Stated goal:
Quote the records that follow in full, leaving the pictures out.

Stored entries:
>>>

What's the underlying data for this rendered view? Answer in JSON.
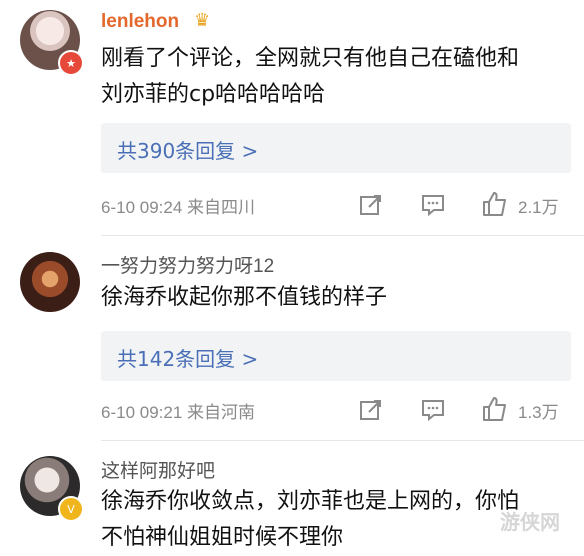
{
  "comments": [
    {
      "username": "lenlehon",
      "text_line1": "刚看了个评论，全网就只有他自己在磕他和",
      "text_line2": "刘亦菲的cp哈哈哈哈哈",
      "reply_label": "共390条回复 >",
      "meta": "6-10 09:24  来自四川",
      "likes": "2.1万",
      "verify_icon": "red-badge",
      "name_icon": "crown-icon"
    },
    {
      "username": "一努力努力努力呀12",
      "text_line1": "徐海乔收起你那不值钱的样子",
      "reply_label": "共142条回复 >",
      "meta": "6-10 09:21  来自河南",
      "likes": "1.3万"
    },
    {
      "username": "这样阿那好吧",
      "text_line1": "徐海乔你收敛点，刘亦菲也是上网的，你怕",
      "text_line2": "不怕神仙姐姐时候不理你",
      "verify_icon": "gold-v-badge"
    }
  ],
  "watermark": "游侠网",
  "colors": {
    "username_vip": "#e4682d",
    "reply_link": "#4a6fb6",
    "meta_gray": "#8a8a8a",
    "reply_bg": "#f2f3f5"
  }
}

<<<

Answer to this problem:
What's the underlying data for this rendered view? Answer in JSON.
{
  "comments": [
    {
      "username": "lenlehon",
      "text_line1": "刚看了个评论，全网就只有他自己在磕他和",
      "text_line2": "刘亦菲的cp哈哈哈哈哈",
      "reply_label": "共390条回复 >",
      "meta": "6-10 09:24  来自四川",
      "likes": "2.1万",
      "verify_icon": "red-badge",
      "name_icon": "crown-icon"
    },
    {
      "username": "一努力努力努力呀12",
      "text_line1": "徐海乔收起你那不值钱的样子",
      "reply_label": "共142条回复 >",
      "meta": "6-10 09:21  来自河南",
      "likes": "1.3万"
    },
    {
      "username": "这样阿那好吧",
      "text_line1": "徐海乔你收敛点，刘亦菲也是上网的，你怕",
      "text_line2": "不怕神仙姐姐时候不理你",
      "verify_icon": "gold-v-badge"
    }
  ],
  "watermark": "游侠网",
  "colors": {
    "username_vip": "#e4682d",
    "reply_link": "#4a6fb6",
    "meta_gray": "#8a8a8a",
    "reply_bg": "#f2f3f5"
  }
}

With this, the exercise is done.